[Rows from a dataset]

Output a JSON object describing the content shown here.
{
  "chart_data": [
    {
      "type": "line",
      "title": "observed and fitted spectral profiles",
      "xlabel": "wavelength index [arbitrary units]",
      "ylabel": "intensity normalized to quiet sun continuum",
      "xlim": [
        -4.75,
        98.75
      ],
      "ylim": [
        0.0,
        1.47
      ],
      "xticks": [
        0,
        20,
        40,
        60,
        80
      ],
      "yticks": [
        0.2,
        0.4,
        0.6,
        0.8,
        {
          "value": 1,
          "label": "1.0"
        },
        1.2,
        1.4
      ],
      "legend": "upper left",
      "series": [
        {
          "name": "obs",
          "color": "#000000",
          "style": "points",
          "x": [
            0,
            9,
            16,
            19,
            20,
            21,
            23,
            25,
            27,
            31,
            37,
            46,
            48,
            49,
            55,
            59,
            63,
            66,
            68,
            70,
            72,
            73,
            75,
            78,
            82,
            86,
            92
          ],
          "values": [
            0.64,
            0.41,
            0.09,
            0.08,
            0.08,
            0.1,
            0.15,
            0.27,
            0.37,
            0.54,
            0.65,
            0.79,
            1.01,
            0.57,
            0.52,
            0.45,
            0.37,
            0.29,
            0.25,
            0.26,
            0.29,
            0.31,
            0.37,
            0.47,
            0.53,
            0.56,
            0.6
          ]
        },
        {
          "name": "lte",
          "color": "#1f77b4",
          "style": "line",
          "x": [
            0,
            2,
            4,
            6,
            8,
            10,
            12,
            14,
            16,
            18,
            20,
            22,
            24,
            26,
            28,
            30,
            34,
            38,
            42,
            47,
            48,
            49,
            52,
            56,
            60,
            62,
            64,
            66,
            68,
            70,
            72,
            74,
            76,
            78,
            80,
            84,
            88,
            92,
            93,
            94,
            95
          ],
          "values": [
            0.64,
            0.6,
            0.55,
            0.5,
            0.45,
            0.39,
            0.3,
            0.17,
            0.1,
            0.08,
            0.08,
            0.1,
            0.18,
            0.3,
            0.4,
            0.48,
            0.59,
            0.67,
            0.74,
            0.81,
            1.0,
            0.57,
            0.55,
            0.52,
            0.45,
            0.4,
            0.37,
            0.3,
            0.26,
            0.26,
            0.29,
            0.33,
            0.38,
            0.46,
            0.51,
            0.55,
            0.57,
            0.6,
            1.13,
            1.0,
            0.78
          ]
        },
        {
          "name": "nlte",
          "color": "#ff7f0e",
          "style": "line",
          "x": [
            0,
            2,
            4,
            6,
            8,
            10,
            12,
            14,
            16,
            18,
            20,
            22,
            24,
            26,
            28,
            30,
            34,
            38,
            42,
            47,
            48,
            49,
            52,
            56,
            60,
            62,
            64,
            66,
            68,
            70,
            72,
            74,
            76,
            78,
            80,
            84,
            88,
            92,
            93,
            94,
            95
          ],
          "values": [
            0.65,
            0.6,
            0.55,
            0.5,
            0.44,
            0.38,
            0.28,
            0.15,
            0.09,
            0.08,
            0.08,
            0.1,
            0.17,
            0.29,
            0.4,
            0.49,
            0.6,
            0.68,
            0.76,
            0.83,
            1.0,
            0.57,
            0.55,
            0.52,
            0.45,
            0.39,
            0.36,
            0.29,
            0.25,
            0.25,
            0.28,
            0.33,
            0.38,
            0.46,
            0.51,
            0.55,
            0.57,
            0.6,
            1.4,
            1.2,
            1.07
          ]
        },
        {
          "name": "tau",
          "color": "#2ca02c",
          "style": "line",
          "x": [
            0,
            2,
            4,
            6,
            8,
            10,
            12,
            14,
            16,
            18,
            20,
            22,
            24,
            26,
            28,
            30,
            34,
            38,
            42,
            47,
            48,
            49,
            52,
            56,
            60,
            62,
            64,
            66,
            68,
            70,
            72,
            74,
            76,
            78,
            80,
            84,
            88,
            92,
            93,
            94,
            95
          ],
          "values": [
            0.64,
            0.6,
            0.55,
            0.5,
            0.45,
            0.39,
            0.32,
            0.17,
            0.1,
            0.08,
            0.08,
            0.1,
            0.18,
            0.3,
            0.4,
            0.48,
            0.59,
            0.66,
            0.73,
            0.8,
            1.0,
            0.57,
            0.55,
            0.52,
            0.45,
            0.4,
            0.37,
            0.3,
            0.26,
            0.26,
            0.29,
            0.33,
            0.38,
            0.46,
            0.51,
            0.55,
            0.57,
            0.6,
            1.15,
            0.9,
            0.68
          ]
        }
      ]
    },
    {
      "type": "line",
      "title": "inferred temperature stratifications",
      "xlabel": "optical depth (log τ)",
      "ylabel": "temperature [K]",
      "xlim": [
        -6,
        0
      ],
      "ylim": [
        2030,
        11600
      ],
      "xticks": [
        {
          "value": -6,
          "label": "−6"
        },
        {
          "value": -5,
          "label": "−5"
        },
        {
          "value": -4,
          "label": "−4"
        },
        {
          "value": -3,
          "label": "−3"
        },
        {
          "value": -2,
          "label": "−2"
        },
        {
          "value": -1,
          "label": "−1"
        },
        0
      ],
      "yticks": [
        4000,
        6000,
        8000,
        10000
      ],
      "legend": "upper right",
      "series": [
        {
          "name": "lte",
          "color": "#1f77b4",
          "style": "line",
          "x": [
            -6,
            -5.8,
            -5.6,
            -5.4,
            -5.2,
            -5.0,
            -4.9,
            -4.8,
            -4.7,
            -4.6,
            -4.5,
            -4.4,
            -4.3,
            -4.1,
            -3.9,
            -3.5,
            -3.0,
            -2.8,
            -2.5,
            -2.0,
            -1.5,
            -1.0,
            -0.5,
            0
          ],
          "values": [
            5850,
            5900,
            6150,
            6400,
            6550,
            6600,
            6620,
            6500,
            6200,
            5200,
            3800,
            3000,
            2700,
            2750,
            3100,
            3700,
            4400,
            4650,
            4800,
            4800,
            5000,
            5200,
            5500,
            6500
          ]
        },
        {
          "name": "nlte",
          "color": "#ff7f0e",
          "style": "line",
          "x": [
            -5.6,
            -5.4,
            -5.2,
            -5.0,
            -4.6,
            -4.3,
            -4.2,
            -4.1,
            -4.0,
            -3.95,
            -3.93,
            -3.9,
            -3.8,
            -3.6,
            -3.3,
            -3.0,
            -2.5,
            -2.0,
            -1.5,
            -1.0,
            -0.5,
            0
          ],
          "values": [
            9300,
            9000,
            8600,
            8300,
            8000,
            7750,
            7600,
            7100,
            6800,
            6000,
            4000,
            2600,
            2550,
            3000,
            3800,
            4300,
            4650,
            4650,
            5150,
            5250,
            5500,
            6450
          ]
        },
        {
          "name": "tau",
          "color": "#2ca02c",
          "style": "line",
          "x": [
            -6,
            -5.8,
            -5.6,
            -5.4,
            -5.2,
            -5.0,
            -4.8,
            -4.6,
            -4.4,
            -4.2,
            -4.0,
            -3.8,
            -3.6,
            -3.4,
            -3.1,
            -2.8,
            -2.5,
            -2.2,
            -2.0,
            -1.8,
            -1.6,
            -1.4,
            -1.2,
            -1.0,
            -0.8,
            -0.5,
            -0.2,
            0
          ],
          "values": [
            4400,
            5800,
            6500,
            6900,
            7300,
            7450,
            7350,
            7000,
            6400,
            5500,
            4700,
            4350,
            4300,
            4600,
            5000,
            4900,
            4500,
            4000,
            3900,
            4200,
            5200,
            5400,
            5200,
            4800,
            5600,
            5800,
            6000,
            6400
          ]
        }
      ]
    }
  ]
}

▶ [Exercise requirements] Gather each line of the listing containing the word "title" and show it.

▶ [Solution to this problem]
      "title": "observed and fitted spectral profiles",
      "title": "inferred temperature stratifications",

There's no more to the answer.